• **What you will do**
Resume the article on justifying the cost of Wwise middleware, picking up right after its final sentence.

Why Wwise?

Contenu sonore pour les jeux vidéo / Conception sonore / Outils et conseils pour Wwise

 A common question within the game audio community is: How can I explain the benefits of using middleware to my boss or client? From our side of the fence as audio professionals, it may sometimes seem like a no-brainer. To be able to answer this question pragmatically however, we would need to look at it from the client's point of view. Why should they spend extra money on middleware when it may be possible to get the job done without it? How do the benefits stack up against the costs? In today's game development landscape where using third party engines like Unreal or Unity with built-in audio capabilities is becoming increasingly popular for their all-in-one solutions, especially amongst the many small indie teams working with tight budgets, how can we justify the investment towards a specialized sound engine?

 

From the perspective of the producer or studio director planning their project, the license fee is cash that they can't spend on something else. Consider a single platform project with a production budget for a single platform budget between $150K and $1.5M USD—the Level B license fee, in line with the production budget, is $6,000. In this example, using Wwise may therefore be equivalent to something in the order of one senior or one and a half junior team member work months. Perhaps that cost means dropping a feature or producing fewer assets. The point is that it's a trade-off. To justify the cost, you need to demonstrate how the benefits on the other side of the scale outweigh these considerations, and from a high level perspective, this would ideally involve improving quality while decreasing time spent, for both the sound designers and programmers involved.

• **Extracted information**
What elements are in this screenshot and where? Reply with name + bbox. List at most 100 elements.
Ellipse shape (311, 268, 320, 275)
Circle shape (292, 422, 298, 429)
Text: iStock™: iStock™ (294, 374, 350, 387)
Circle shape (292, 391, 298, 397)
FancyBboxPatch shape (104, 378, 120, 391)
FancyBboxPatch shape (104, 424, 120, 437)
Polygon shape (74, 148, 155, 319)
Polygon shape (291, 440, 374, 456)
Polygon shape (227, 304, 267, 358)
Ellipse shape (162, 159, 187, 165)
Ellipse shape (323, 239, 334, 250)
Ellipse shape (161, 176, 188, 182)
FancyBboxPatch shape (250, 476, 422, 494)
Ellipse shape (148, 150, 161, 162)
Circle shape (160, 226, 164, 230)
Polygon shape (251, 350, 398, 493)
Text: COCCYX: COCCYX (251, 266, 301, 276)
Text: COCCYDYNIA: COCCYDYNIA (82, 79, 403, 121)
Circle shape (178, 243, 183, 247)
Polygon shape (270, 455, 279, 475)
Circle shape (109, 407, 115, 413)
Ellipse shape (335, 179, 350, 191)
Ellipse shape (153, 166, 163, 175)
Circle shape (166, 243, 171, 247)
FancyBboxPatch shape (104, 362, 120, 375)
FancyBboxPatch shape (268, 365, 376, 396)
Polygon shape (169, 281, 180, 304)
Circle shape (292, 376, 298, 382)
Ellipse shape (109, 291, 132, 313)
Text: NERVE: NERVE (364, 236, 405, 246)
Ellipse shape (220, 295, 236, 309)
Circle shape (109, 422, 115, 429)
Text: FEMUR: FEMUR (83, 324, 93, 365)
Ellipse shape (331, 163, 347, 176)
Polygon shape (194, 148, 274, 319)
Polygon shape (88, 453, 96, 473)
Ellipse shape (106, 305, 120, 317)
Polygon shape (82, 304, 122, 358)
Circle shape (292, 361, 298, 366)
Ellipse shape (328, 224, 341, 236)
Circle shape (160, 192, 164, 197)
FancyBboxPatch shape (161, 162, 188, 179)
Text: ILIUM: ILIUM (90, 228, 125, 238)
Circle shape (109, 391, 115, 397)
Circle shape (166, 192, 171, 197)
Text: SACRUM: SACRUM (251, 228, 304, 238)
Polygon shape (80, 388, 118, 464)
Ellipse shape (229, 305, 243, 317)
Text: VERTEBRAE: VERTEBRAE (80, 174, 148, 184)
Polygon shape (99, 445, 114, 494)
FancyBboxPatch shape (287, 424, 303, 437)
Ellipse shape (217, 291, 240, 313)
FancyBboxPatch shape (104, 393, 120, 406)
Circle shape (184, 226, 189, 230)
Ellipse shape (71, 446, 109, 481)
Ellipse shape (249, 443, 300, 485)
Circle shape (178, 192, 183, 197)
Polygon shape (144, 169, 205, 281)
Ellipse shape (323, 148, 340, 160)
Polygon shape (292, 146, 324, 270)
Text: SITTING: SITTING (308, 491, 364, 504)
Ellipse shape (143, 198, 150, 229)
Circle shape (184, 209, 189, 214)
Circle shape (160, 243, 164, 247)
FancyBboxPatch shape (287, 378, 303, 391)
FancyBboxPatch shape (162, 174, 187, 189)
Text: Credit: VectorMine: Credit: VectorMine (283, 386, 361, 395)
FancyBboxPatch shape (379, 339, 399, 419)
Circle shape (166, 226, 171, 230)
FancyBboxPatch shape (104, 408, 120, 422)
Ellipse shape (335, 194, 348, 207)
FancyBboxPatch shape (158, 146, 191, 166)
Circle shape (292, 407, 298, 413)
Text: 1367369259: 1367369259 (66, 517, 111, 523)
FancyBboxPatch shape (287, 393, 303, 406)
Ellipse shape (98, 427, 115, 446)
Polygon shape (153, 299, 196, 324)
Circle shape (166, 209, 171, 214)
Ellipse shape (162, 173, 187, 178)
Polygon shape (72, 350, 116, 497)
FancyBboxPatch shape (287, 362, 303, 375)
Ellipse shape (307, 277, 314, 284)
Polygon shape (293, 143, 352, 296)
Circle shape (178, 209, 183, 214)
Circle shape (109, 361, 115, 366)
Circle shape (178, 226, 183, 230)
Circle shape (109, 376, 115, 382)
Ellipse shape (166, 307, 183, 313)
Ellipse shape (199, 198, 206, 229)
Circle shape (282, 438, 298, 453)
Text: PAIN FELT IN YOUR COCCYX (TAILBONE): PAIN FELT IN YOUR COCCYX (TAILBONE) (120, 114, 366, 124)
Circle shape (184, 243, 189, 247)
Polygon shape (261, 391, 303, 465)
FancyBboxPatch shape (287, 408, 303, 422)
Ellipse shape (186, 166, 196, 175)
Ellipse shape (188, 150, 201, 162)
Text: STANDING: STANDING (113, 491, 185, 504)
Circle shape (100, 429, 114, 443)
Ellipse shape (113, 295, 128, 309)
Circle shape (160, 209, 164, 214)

• **Final result**
 

If Wwise costs the equivalent of hiring an audio programmer for one month, but in fact saves the equivalent cost for two months of an audio programmer’s rate, the numbers would speak for themselves. By using Wwise you've enabled the Producer to in fact add resources by using some on Wwise, and allowed them to improve their margin on their project.

 

In other words, whenever our pitch talks about a particular feature or benefit, we need to be asking ourselves and essentially answering for the client, "how does this feature save time and/or enhance quality?" The specific answers will vary from one project to another of course, depending on the requirements and the baseline of features available in the existing engine of choice, but here's an overview of how some key Wwise features save time and improve quality.

 

Authoring Workflow 

Most of the sound designer’s work in Wwise takes place in the authoring application. Creatively, the Authoring workflow delivers a powerful set of features and provides the sound designer with tools in a language they understand. For example, volume expressed in decibels, a bus mixing hierarchy, envelopes, LFOs, and visual editing of parameter curves. It’s the same language used in DAWs and samplers, which allows sound designers to work quickly and accurately. Secondly, separating audio functionality from game objects minimizes dependencies on access to files in the project - the vast majority of the work can be accomplished without modifying scene or map files, game objects, or blueprints, all of which other team members also need access to. This not only saves the sound designer time (which ultimately feeds into quality - less time wrangling blueprints and source control and waiting for access to files means more time spent making the game sound great!), but also allows other team member to save time.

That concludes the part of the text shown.